-- Start Exercise materials --
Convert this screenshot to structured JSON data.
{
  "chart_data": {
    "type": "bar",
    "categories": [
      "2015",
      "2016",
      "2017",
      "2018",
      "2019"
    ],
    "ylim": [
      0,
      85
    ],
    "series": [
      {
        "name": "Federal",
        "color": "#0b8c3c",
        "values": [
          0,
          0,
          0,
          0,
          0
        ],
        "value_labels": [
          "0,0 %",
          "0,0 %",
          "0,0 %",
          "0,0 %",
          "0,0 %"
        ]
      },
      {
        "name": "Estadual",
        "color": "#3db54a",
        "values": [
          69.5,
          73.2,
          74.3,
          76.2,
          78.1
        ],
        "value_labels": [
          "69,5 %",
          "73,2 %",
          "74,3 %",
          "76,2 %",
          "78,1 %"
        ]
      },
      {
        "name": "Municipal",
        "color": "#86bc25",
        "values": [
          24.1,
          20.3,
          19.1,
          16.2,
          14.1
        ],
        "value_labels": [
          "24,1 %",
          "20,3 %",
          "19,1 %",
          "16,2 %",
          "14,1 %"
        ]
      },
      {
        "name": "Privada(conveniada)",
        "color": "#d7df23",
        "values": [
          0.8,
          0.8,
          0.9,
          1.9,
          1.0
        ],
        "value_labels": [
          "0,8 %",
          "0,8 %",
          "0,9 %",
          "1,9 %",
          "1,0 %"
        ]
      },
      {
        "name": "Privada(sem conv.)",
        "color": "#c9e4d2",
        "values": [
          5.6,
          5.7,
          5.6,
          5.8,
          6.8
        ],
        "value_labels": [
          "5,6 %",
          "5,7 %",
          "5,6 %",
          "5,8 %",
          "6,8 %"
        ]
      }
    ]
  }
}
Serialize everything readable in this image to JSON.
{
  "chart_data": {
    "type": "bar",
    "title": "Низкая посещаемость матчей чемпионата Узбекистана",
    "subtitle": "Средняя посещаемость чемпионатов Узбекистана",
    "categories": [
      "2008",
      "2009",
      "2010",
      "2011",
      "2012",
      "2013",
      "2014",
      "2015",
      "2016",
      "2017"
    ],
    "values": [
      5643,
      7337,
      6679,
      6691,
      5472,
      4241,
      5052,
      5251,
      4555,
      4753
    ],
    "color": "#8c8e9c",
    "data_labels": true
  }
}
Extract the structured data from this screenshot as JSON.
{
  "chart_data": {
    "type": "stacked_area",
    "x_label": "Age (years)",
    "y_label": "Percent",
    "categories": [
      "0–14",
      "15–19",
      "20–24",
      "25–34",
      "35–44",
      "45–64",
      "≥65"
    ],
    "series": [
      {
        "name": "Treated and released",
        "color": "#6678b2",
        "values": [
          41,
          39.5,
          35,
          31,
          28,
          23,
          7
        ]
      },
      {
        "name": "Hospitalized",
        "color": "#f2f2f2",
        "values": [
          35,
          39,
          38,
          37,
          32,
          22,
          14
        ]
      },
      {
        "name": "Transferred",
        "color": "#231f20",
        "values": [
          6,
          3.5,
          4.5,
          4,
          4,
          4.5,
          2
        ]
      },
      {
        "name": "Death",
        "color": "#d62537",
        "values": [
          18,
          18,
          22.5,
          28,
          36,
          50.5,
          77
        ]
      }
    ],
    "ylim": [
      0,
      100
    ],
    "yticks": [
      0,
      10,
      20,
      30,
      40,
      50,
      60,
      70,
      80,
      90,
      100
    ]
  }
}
-- End Exercise materials --
Copy out each line above, character for character.

Convert this screenshot to structured JSON data.
{
  "chart_data": {
    "type": "bar",
    "categories": [
      "2015",
      "2016",
      "2017",
      "2018",
      "2019"
    ],
    "ylim": [
      0,
      85
    ],
    "series": [
      {
        "name": "Federal",
        "color": "#0b8c3c",
        "values": [
          0,
          0,
          0,
          0,
          0
        ],
        "value_labels": [
          "0,0 %",
          "0,0 %",
          "0,0 %",
          "0,0 %",
          "0,0 %"
        ]
      },
      {
        "name": "Estadual",
        "color": "#3db54a",
        "values": [
          69.5,
          73.2,
          74.3,
          76.2,
          78.1
        ],
        "value_labels": [
          "69,5 %",
          "73,2 %",
          "74,3 %",
          "76,2 %",
          "78,1 %"
        ]
      },
      {
        "name": "Municipal",
        "color": "#86bc25",
        "values": [
          24.1,
          20.3,
          19.1,
          16.2,
          14.1
        ],
        "value_labels": [
          "24,1 %",
          "20,3 %",
          "19,1 %",
          "16,2 %",
          "14,1 %"
        ]
      },
      {
        "name": "Privada(conveniada)",
        "color": "#d7df23",
        "values": [
          0.8,
          0.8,
          0.9,
          1.9,
          1.0
        ],
        "value_labels": [
          "0,8 %",
          "0,8 %",
          "0,9 %",
          "1,9 %",
          "1,0 %"
        ]
      },
      {
        "name": "Privada(sem conv.)",
        "color": "#c9e4d2",
        "values": [
          5.6,
          5.7,
          5.6,
          5.8,
          6.8
        ],
        "value_labels": [
          "5,6 %",
          "5,7 %",
          "5,6 %",
          "5,8 %",
          "6,8 %"
        ]
      }
    ]
  }
}
Serialize everything readable in this image to JSON.
{
  "chart_data": {
    "type": "bar",
    "title": "Низкая посещаемость матчей чемпионата Узбекистана",
    "subtitle": "Средняя посещаемость чемпионатов Узбекистана",
    "categories": [
      "2008",
      "2009",
      "2010",
      "2011",
      "2012",
      "2013",
      "2014",
      "2015",
      "2016",
      "2017"
    ],
    "values": [
      5643,
      7337,
      6679,
      6691,
      5472,
      4241,
      5052,
      5251,
      4555,
      4753
    ],
    "color": "#8c8e9c",
    "data_labels": true
  }
}
Extract the structured data from this screenshot as JSON.
{
  "chart_data": {
    "type": "stacked_area",
    "x_label": "Age (years)",
    "y_label": "Percent",
    "categories": [
      "0–14",
      "15–19",
      "20–24",
      "25–34",
      "35–44",
      "45–64",
      "≥65"
    ],
    "series": [
      {
        "name": "Treated and released",
        "color": "#6678b2",
        "values": [
          41,
          39.5,
          35,
          31,
          28,
          23,
          7
        ]
      },
      {
        "name": "Hospitalized",
        "color": "#f2f2f2",
        "values": [
          35,
          39,
          38,
          37,
          32,
          22,
          14
        ]
      },
      {
        "name": "Transferred",
        "color": "#231f20",
        "values": [
          6,
          3.5,
          4.5,
          4,
          4,
          4.5,
          2
        ]
      },
      {
        "name": "Death",
        "color": "#d62537",
        "values": [
          18,
          18,
          22.5,
          28,
          36,
          50.5,
          77
        ]
      }
    ],
    "ylim": [
      0,
      100
    ],
    "yticks": [
      0,
      10,
      20,
      30,
      40,
      50,
      60,
      70,
      80,
      90,
      100
    ]
  }
}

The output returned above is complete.